### DATA FOR THE TASK:
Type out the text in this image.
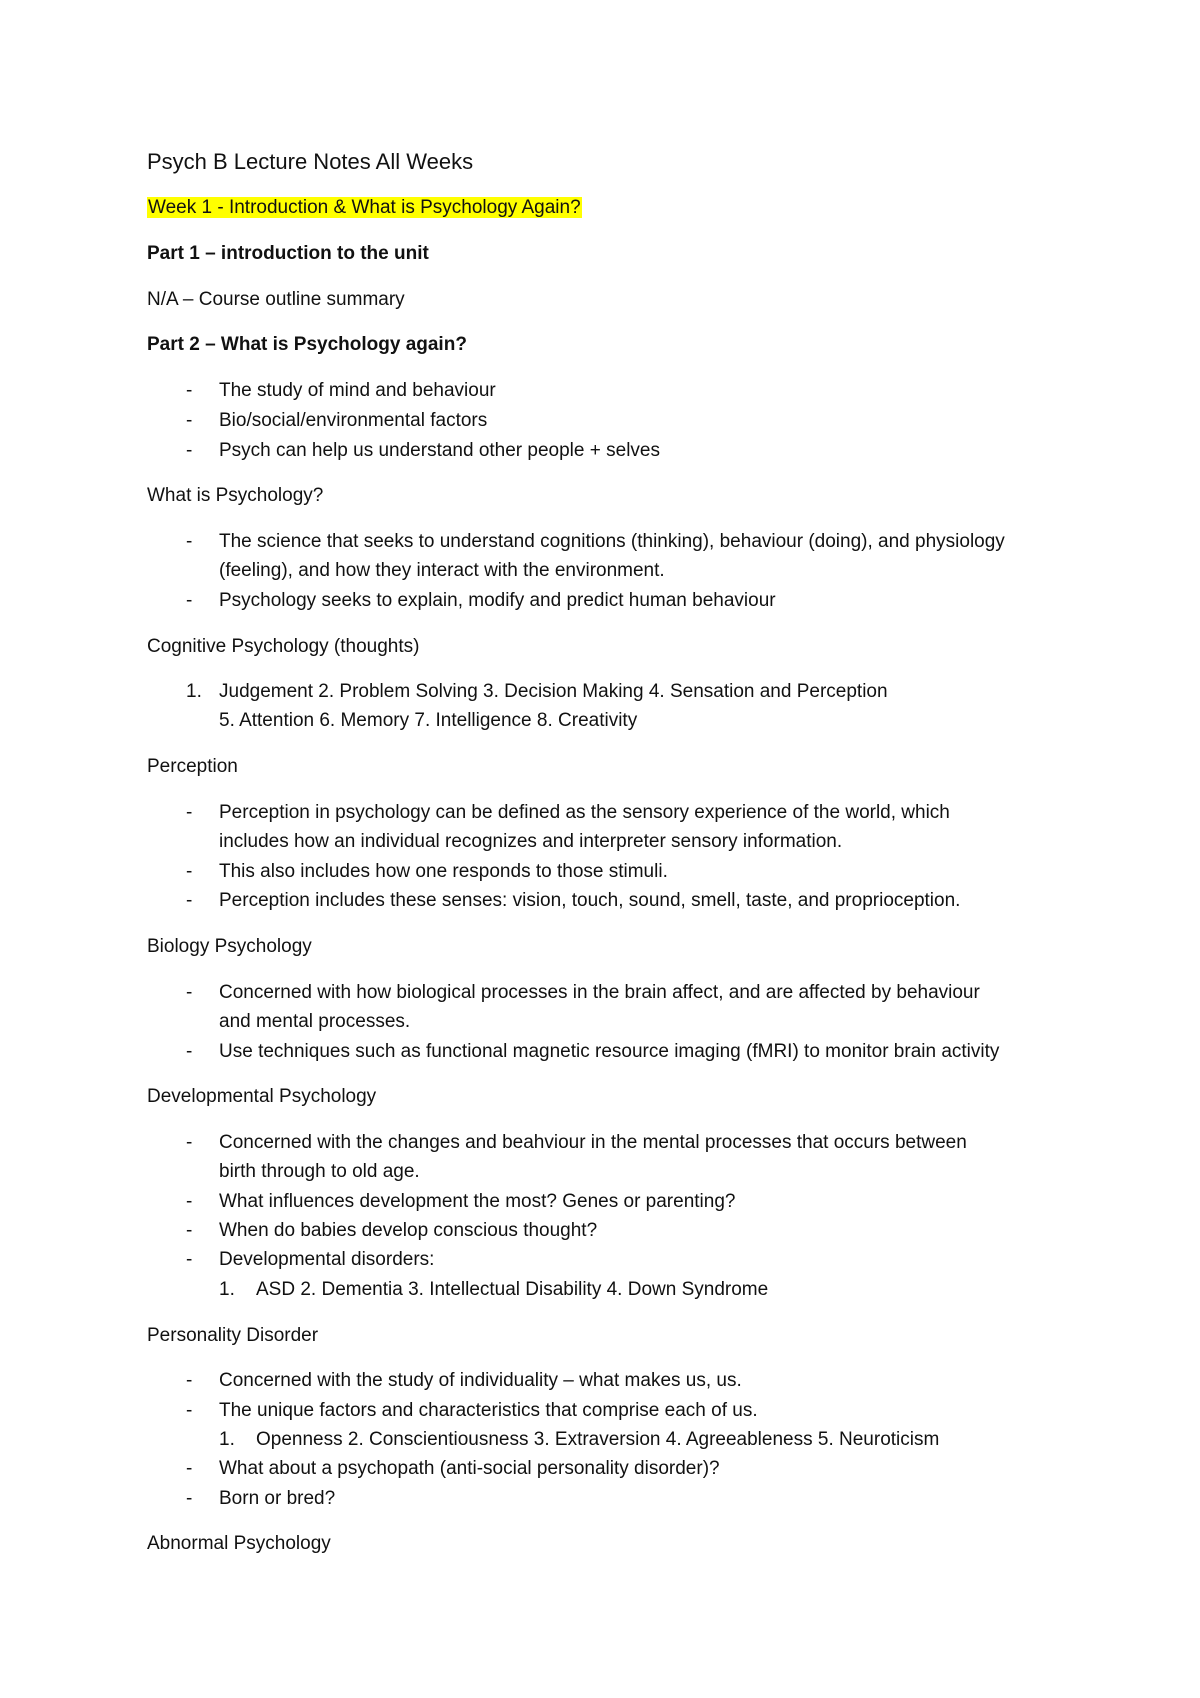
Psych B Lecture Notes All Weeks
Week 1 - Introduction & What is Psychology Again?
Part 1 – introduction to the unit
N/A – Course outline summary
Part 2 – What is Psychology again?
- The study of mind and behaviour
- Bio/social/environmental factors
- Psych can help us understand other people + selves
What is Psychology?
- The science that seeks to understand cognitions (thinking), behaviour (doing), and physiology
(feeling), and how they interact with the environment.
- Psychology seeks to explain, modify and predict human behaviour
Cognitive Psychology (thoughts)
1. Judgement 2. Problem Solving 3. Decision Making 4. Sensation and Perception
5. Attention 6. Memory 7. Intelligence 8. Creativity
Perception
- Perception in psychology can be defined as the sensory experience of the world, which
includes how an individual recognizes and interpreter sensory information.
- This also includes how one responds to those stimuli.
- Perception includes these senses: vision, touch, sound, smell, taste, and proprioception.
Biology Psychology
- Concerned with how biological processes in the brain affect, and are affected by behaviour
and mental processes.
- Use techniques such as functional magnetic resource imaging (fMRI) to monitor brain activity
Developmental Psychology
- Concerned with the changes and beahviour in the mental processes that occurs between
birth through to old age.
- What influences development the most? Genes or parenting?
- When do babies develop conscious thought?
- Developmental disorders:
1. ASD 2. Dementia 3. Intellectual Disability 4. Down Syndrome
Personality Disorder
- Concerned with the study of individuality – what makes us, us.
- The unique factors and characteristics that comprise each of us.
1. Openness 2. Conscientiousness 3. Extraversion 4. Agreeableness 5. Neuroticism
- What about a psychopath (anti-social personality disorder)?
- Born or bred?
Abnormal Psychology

---

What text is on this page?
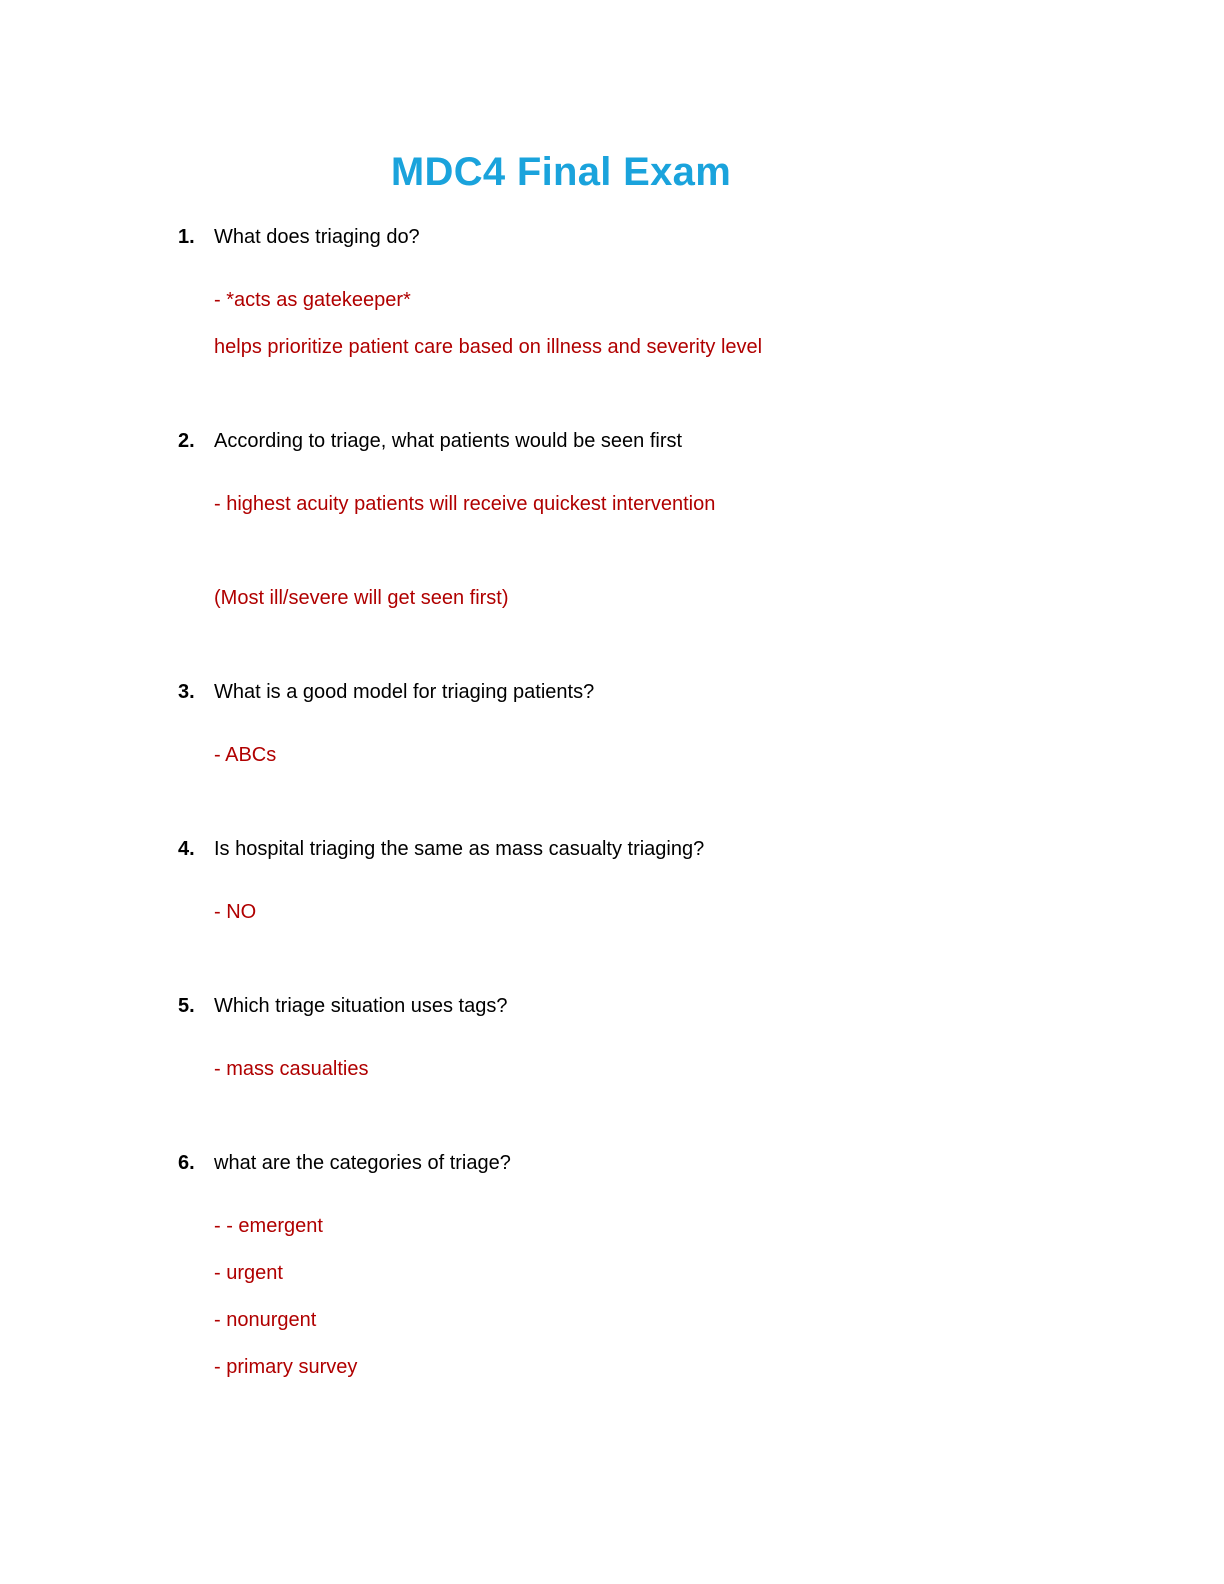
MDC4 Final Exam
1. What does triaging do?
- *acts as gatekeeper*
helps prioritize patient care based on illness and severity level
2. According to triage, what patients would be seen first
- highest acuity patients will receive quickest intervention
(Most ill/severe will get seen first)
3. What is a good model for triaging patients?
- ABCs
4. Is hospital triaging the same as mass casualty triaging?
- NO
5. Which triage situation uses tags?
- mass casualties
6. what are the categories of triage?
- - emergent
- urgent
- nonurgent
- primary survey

### EXERCISE PROMPT:
Select every line in the records above that contains the word "includes".

### PROBLEM SOLUTION:
includes how an individual recognizes and interpreter sensory information.
- This also includes how one responds to those stimuli.
- Perception includes these senses: vision, touch, sound, smell, taste, and proprioception.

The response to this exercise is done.